:: What you will do ::
Copy every line from the data below in which the string "under" can be found.
══════════════════════════════
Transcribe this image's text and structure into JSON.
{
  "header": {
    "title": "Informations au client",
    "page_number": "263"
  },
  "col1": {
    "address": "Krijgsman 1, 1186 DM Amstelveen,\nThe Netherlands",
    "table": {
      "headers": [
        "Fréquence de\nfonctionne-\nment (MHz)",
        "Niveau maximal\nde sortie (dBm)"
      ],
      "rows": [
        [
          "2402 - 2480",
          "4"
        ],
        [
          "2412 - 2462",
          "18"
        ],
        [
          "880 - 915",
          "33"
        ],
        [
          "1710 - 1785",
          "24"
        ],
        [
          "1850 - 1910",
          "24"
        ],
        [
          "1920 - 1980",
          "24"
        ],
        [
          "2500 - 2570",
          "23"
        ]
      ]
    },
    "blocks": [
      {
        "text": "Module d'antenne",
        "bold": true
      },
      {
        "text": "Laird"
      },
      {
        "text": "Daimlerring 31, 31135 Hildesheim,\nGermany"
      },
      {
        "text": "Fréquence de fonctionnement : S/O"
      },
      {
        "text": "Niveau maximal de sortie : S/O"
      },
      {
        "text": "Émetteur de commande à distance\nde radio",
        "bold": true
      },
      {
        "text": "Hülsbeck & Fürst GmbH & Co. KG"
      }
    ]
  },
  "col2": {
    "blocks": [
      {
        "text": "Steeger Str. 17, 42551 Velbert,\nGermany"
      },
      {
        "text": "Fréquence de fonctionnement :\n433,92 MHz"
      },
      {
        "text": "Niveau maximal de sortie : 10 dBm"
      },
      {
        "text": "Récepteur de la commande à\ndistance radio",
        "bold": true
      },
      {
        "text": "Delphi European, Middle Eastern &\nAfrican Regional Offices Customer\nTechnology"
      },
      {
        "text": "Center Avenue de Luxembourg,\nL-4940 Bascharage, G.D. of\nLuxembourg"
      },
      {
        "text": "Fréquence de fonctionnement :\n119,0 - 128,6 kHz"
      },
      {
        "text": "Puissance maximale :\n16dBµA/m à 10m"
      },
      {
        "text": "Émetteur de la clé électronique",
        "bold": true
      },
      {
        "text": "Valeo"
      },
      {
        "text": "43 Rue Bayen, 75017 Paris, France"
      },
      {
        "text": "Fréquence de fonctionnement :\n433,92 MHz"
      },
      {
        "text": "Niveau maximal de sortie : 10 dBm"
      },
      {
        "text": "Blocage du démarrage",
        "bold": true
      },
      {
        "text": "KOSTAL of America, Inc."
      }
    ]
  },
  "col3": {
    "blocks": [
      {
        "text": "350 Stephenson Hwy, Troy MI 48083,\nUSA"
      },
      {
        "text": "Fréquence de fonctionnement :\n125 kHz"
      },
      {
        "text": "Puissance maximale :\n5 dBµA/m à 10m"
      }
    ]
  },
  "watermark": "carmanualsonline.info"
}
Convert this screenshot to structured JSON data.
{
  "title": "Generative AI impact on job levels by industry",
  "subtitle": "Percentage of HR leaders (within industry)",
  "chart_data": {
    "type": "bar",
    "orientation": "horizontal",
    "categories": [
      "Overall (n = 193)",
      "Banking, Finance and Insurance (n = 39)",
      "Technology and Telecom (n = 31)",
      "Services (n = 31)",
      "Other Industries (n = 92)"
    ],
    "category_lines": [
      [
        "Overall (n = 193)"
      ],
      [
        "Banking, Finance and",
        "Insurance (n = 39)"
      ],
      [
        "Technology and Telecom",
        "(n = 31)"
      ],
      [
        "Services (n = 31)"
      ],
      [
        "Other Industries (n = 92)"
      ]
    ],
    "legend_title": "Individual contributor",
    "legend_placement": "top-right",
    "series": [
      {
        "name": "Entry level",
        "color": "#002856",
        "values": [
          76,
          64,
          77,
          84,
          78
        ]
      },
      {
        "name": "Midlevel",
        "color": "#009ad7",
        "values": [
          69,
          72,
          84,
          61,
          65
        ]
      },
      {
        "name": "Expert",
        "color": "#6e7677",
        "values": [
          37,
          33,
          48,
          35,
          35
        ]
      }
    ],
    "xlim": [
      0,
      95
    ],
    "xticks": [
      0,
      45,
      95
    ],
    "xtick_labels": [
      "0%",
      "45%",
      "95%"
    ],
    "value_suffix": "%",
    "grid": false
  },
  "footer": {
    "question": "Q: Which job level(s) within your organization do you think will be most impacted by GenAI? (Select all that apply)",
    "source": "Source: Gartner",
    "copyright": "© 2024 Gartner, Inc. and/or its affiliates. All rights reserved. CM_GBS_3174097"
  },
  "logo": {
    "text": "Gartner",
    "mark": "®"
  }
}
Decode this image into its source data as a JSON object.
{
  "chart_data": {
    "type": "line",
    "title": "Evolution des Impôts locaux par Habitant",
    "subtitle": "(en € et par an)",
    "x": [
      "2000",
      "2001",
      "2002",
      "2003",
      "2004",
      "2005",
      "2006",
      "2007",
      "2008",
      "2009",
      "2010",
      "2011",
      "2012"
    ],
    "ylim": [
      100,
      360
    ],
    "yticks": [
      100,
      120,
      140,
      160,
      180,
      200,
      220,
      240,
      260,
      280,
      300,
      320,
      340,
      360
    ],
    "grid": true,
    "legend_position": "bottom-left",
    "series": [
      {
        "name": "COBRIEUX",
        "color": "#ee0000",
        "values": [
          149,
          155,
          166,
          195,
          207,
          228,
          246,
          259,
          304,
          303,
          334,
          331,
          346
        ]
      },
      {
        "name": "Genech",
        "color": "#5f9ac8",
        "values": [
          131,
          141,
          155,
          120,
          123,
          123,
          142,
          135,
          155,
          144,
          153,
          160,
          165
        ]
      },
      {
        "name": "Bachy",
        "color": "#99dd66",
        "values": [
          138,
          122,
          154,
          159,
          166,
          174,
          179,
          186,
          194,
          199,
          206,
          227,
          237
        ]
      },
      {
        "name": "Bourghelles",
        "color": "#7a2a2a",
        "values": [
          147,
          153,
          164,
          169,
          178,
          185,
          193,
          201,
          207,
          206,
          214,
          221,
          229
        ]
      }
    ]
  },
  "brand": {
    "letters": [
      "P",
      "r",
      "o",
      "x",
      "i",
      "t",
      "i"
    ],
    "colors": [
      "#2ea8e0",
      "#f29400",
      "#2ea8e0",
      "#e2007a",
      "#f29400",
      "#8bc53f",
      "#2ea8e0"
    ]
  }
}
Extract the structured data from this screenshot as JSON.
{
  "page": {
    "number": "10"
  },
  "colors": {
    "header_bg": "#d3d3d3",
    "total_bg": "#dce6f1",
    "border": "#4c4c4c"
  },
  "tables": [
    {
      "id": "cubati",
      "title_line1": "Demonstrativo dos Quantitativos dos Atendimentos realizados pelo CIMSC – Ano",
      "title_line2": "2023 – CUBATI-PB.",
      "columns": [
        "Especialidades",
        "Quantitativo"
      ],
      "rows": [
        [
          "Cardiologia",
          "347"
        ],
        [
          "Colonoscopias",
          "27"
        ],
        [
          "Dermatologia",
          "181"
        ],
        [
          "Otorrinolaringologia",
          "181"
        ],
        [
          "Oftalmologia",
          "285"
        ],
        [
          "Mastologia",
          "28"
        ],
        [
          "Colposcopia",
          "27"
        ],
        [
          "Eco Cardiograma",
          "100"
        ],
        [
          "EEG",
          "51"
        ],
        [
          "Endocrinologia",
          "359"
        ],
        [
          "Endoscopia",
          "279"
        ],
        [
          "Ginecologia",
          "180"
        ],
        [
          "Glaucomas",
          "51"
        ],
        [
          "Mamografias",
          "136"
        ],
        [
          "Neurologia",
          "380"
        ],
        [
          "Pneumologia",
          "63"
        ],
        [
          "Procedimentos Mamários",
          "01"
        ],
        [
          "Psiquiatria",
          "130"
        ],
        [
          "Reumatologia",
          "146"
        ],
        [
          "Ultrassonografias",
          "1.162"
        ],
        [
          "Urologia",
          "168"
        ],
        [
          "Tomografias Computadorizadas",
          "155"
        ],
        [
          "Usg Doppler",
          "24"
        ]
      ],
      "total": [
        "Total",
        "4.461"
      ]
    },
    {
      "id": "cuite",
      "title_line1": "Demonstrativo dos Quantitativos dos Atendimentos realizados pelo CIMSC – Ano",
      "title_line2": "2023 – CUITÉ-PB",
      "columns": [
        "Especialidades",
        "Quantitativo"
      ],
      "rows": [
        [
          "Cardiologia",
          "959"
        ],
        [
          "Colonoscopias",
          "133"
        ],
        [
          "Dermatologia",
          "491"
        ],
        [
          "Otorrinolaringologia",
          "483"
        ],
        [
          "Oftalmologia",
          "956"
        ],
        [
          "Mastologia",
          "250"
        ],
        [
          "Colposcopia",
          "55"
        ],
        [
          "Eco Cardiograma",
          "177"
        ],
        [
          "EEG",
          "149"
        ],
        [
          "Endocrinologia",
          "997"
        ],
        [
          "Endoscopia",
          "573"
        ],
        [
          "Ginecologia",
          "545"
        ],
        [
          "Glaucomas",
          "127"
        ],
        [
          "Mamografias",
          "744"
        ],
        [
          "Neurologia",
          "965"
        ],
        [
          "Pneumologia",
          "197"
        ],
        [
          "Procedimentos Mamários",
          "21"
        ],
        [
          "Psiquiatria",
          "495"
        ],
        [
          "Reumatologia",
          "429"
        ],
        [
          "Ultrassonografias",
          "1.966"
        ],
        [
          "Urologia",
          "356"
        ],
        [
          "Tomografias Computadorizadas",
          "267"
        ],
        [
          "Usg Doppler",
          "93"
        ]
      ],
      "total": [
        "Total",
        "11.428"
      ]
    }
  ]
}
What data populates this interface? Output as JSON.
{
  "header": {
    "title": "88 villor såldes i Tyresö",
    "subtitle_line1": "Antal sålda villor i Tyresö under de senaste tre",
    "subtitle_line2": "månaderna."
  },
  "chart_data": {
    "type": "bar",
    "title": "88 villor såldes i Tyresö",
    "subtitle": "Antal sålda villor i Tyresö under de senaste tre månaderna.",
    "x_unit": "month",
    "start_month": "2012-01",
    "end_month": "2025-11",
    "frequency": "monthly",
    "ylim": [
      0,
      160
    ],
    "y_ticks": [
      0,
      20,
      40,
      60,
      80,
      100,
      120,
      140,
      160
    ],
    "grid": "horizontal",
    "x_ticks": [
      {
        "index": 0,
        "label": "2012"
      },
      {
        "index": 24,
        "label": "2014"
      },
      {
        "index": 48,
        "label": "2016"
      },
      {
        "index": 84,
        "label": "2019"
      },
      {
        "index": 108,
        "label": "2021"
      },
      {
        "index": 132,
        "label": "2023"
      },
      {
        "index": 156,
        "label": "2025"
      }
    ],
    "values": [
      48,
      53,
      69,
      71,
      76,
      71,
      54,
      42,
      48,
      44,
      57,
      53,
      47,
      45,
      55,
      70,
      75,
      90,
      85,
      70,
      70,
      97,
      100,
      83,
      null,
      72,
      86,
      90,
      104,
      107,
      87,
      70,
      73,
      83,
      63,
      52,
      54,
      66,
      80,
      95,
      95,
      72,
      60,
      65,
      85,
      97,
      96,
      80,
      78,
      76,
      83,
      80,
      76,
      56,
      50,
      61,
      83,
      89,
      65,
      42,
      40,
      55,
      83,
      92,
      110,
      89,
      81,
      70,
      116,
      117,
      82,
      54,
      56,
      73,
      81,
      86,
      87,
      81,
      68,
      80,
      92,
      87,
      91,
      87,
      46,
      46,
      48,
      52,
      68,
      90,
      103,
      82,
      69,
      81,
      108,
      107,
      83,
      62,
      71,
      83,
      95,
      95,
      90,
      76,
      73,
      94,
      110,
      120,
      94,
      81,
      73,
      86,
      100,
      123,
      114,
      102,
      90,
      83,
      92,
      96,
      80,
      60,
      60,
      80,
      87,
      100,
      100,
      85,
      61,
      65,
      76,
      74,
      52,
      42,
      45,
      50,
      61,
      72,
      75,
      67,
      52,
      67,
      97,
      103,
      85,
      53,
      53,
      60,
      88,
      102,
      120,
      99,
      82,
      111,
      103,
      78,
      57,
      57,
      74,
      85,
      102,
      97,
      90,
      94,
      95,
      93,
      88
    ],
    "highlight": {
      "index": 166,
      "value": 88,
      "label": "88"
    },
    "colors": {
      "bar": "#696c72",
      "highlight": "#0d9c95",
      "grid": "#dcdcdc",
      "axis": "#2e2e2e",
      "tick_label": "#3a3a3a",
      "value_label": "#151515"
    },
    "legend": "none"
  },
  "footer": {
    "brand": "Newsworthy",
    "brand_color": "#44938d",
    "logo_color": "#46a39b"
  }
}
══════════════════════════════
:: Output for this task ::
    "subtitle_line1": "Antal sålda villor i Tyresö under de senaste tre",
    "subtitle": "Antal sålda villor i Tyresö under de senaste tre månaderna.",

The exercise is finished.